▶ [WHAT IS REQUIRED] Output all of the entries below precisely as written.

Dataset listings of figures
------------------------------------------------------------
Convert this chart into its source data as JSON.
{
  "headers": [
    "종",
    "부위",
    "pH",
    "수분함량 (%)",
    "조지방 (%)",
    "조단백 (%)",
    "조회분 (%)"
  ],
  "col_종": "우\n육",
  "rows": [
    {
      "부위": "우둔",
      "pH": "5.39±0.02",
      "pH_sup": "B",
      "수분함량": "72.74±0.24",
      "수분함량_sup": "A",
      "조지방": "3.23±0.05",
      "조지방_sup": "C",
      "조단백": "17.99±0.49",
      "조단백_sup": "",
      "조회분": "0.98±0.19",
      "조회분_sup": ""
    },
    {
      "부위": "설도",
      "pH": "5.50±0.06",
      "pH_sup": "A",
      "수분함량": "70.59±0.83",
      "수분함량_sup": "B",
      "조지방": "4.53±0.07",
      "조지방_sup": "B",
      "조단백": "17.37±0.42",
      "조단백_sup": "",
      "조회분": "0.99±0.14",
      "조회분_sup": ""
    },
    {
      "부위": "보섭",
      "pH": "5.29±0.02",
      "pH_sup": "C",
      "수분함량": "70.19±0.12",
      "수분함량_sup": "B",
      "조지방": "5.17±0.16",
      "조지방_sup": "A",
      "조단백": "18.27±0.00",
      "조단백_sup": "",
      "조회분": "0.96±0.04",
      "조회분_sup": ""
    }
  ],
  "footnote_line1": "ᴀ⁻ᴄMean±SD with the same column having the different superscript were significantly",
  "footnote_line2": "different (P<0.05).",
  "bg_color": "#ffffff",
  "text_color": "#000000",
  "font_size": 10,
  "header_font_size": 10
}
------------------------------------------------------------
▶ [TASK OUTPUT]
Convert this chart into its source data as JSON.
{
  "headers": [
    "종",
    "부위",
    "pH",
    "수분함량 (%)",
    "조지방 (%)",
    "조단백 (%)",
    "조회분 (%)"
  ],
  "col_종": "우\n육",
  "rows": [
    {
      "부위": "우둔",
      "pH": "5.39±0.02",
      "pH_sup": "B",
      "수분함량": "72.74±0.24",
      "수분함량_sup": "A",
      "조지방": "3.23±0.05",
      "조지방_sup": "C",
      "조단백": "17.99±0.49",
      "조단백_sup": "",
      "조회분": "0.98±0.19",
      "조회분_sup": ""
    },
    {
      "부위": "설도",
      "pH": "5.50±0.06",
      "pH_sup": "A",
      "수분함량": "70.59±0.83",
      "수분함량_sup": "B",
      "조지방": "4.53±0.07",
      "조지방_sup": "B",
      "조단백": "17.37±0.42",
      "조단백_sup": "",
      "조회분": "0.99±0.14",
      "조회분_sup": ""
    },
    {
      "부위": "보섭",
      "pH": "5.29±0.02",
      "pH_sup": "C",
      "수분함량": "70.19±0.12",
      "수분함량_sup": "B",
      "조지방": "5.17±0.16",
      "조지방_sup": "A",
      "조단백": "18.27±0.00",
      "조단백_sup": "",
      "조회분": "0.96±0.04",
      "조회분_sup": ""
    }
  ],
  "footnote_line1": "ᴀ⁻ᴄMean±SD with the same column having the different superscript were significantly",
  "footnote_line2": "different (P<0.05).",
  "bg_color": "#ffffff",
  "text_color": "#000000",
  "font_size": 10,
  "header_font_size": 10
}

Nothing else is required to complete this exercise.